- **PROVIDED INFORMATION**
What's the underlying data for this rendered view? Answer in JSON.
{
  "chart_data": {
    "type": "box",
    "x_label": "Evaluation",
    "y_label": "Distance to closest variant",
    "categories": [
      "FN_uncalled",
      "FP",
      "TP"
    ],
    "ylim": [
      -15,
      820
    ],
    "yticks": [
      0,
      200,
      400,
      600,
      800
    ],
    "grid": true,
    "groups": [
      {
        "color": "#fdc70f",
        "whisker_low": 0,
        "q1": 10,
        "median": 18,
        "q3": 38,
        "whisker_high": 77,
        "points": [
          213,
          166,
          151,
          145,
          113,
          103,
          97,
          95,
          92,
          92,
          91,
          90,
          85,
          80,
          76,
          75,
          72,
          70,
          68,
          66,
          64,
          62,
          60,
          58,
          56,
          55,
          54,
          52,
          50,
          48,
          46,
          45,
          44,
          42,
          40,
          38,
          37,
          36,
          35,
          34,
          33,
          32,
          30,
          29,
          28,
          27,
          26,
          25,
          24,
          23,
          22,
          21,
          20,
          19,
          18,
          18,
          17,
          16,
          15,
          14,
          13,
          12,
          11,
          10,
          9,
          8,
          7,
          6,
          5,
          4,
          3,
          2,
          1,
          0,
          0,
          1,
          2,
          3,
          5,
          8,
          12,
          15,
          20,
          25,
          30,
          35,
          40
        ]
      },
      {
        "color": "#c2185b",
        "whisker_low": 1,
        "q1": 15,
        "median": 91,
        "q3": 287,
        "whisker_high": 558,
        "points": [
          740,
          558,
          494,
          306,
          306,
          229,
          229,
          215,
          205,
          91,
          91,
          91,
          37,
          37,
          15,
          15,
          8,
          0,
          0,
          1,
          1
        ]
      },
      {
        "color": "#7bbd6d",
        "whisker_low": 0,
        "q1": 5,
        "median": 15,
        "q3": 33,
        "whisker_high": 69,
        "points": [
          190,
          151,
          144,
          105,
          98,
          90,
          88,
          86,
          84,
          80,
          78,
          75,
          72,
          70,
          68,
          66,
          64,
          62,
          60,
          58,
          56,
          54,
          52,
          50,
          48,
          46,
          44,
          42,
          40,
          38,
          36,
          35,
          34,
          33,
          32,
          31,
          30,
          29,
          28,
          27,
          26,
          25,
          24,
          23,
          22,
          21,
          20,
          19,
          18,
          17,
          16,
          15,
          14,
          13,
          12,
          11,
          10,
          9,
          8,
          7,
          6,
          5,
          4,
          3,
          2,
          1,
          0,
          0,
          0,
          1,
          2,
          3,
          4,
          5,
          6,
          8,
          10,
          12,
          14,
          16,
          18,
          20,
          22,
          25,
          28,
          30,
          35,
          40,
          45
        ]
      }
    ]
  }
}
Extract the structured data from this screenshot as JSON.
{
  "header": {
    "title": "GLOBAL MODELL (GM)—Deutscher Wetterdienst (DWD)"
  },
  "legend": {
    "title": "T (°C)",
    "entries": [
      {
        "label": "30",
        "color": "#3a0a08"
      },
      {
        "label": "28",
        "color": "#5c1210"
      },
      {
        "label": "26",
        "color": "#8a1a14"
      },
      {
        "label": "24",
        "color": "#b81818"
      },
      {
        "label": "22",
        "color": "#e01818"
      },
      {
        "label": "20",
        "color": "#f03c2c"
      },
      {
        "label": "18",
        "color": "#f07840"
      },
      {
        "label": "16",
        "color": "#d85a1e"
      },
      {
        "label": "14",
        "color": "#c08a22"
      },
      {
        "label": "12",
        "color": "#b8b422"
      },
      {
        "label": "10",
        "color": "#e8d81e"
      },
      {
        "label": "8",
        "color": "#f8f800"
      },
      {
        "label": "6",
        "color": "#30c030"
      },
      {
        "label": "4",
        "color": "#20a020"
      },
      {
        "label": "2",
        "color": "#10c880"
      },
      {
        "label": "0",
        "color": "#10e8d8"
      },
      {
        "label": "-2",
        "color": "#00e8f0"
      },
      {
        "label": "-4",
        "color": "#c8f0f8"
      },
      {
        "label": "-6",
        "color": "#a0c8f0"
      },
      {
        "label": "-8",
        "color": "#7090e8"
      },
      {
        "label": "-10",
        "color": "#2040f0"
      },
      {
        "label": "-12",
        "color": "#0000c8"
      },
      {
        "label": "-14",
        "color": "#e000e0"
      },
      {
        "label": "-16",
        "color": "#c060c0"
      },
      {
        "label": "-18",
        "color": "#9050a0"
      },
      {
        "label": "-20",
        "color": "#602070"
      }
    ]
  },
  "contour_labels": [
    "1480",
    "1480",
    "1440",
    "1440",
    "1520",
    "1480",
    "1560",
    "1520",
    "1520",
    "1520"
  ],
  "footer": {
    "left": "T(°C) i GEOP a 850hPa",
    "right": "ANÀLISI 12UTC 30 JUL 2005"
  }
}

- **REQUIRED WORK**
Look over the material above and show each line where "JSON" appears.

- **SOLUTION TO THE PROBLEM**
What's the underlying data for this rendered view? Answer in JSON.
Extract the structured data from this screenshot as JSON.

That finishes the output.